> _TASK TO COMPLETE_
Return the whole listing exactly as it stands.

> _TASK DATA_
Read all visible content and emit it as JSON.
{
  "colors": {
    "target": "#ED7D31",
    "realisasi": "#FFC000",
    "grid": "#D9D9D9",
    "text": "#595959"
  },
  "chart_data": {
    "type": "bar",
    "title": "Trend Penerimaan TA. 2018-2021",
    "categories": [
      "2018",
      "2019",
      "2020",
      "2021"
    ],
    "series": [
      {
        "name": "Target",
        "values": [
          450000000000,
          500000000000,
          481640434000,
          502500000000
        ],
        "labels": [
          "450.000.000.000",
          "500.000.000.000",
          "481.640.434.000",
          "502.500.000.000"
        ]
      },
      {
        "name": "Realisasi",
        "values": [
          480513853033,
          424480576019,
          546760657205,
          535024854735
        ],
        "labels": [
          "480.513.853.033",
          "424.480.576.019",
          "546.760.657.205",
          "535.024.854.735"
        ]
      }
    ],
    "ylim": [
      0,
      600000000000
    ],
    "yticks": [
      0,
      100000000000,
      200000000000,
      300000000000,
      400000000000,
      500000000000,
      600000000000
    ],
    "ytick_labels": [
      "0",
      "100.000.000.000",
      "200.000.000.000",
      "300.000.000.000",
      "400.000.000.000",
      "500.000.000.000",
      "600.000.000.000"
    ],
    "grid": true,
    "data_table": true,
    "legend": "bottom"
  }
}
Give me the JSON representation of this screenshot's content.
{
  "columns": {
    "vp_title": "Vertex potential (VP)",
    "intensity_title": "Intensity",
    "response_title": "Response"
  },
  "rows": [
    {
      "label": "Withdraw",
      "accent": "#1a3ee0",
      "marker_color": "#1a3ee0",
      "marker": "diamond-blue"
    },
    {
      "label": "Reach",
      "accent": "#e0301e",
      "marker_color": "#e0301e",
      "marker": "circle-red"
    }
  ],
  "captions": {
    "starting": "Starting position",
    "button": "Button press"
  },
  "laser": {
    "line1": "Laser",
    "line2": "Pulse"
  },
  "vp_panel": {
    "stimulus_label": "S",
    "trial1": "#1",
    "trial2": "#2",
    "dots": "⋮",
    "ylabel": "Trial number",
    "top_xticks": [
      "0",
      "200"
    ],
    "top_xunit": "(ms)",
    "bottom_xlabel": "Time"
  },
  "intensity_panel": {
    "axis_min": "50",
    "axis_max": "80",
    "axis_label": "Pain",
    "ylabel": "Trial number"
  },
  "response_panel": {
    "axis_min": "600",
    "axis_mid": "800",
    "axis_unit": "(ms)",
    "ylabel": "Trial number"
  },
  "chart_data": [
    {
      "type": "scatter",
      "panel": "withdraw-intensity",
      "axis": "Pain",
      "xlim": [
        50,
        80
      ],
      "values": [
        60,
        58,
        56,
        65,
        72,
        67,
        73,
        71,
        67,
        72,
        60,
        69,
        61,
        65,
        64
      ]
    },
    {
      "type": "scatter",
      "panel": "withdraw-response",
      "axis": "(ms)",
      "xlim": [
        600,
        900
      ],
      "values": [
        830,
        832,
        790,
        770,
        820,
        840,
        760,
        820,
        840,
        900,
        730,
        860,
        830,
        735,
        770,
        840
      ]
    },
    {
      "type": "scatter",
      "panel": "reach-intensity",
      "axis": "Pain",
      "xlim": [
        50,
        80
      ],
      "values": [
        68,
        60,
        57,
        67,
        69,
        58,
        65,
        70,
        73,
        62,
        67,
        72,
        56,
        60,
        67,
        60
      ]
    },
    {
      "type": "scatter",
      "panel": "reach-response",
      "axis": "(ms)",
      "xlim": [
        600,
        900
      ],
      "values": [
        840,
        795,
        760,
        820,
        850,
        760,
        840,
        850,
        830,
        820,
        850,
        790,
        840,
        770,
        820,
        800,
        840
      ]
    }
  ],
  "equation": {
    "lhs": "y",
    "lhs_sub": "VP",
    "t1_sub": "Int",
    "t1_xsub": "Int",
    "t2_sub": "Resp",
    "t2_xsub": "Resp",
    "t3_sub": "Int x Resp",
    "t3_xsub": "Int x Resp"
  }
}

> _ANSWER FOR THIS EXERCISE_
Read all visible content and emit it as JSON.
{
  "colors": {
    "target": "#ED7D31",
    "realisasi": "#FFC000",
    "grid": "#D9D9D9",
    "text": "#595959"
  },
  "chart_data": {
    "type": "bar",
    "title": "Trend Penerimaan TA. 2018-2021",
    "categories": [
      "2018",
      "2019",
      "2020",
      "2021"
    ],
    "series": [
      {
        "name": "Target",
        "values": [
          450000000000,
          500000000000,
          481640434000,
          502500000000
        ],
        "labels": [
          "450.000.000.000",
          "500.000.000.000",
          "481.640.434.000",
          "502.500.000.000"
        ]
      },
      {
        "name": "Realisasi",
        "values": [
          480513853033,
          424480576019,
          546760657205,
          535024854735
        ],
        "labels": [
          "480.513.853.033",
          "424.480.576.019",
          "546.760.657.205",
          "535.024.854.735"
        ]
      }
    ],
    "ylim": [
      0,
      600000000000
    ],
    "yticks": [
      0,
      100000000000,
      200000000000,
      300000000000,
      400000000000,
      500000000000,
      600000000000
    ],
    "ytick_labels": [
      "0",
      "100.000.000.000",
      "200.000.000.000",
      "300.000.000.000",
      "400.000.000.000",
      "500.000.000.000",
      "600.000.000.000"
    ],
    "grid": true,
    "data_table": true,
    "legend": "bottom"
  }
}
Give me the JSON representation of this screenshot's content.
{
  "columns": {
    "vp_title": "Vertex potential (VP)",
    "intensity_title": "Intensity",
    "response_title": "Response"
  },
  "rows": [
    {
      "label": "Withdraw",
      "accent": "#1a3ee0",
      "marker_color": "#1a3ee0",
      "marker": "diamond-blue"
    },
    {
      "label": "Reach",
      "accent": "#e0301e",
      "marker_color": "#e0301e",
      "marker": "circle-red"
    }
  ],
  "captions": {
    "starting": "Starting position",
    "button": "Button press"
  },
  "laser": {
    "line1": "Laser",
    "line2": "Pulse"
  },
  "vp_panel": {
    "stimulus_label": "S",
    "trial1": "#1",
    "trial2": "#2",
    "dots": "⋮",
    "ylabel": "Trial number",
    "top_xticks": [
      "0",
      "200"
    ],
    "top_xunit": "(ms)",
    "bottom_xlabel": "Time"
  },
  "intensity_panel": {
    "axis_min": "50",
    "axis_max": "80",
    "axis_label": "Pain",
    "ylabel": "Trial number"
  },
  "response_panel": {
    "axis_min": "600",
    "axis_mid": "800",
    "axis_unit": "(ms)",
    "ylabel": "Trial number"
  },
  "chart_data": [
    {
      "type": "scatter",
      "panel": "withdraw-intensity",
      "axis": "Pain",
      "xlim": [
        50,
        80
      ],
      "values": [
        60,
        58,
        56,
        65,
        72,
        67,
        73,
        71,
        67,
        72,
        60,
        69,
        61,
        65,
        64
      ]
    },
    {
      "type": "scatter",
      "panel": "withdraw-response",
      "axis": "(ms)",
      "xlim": [
        600,
        900
      ],
      "values": [
        830,
        832,
        790,
        770,
        820,
        840,
        760,
        820,
        840,
        900,
        730,
        860,
        830,
        735,
        770,
        840
      ]
    },
    {
      "type": "scatter",
      "panel": "reach-intensity",
      "axis": "Pain",
      "xlim": [
        50,
        80
      ],
      "values": [
        68,
        60,
        57,
        67,
        69,
        58,
        65,
        70,
        73,
        62,
        67,
        72,
        56,
        60,
        67,
        60
      ]
    },
    {
      "type": "scatter",
      "panel": "reach-response",
      "axis": "(ms)",
      "xlim": [
        600,
        900
      ],
      "values": [
        840,
        795,
        760,
        820,
        850,
        760,
        840,
        850,
        830,
        820,
        850,
        790,
        840,
        770,
        820,
        800,
        840
      ]
    }
  ],
  "equation": {
    "lhs": "y",
    "lhs_sub": "VP",
    "t1_sub": "Int",
    "t1_xsub": "Int",
    "t2_sub": "Resp",
    "t2_xsub": "Resp",
    "t3_sub": "Int x Resp",
    "t3_xsub": "Int x Resp"
  }
}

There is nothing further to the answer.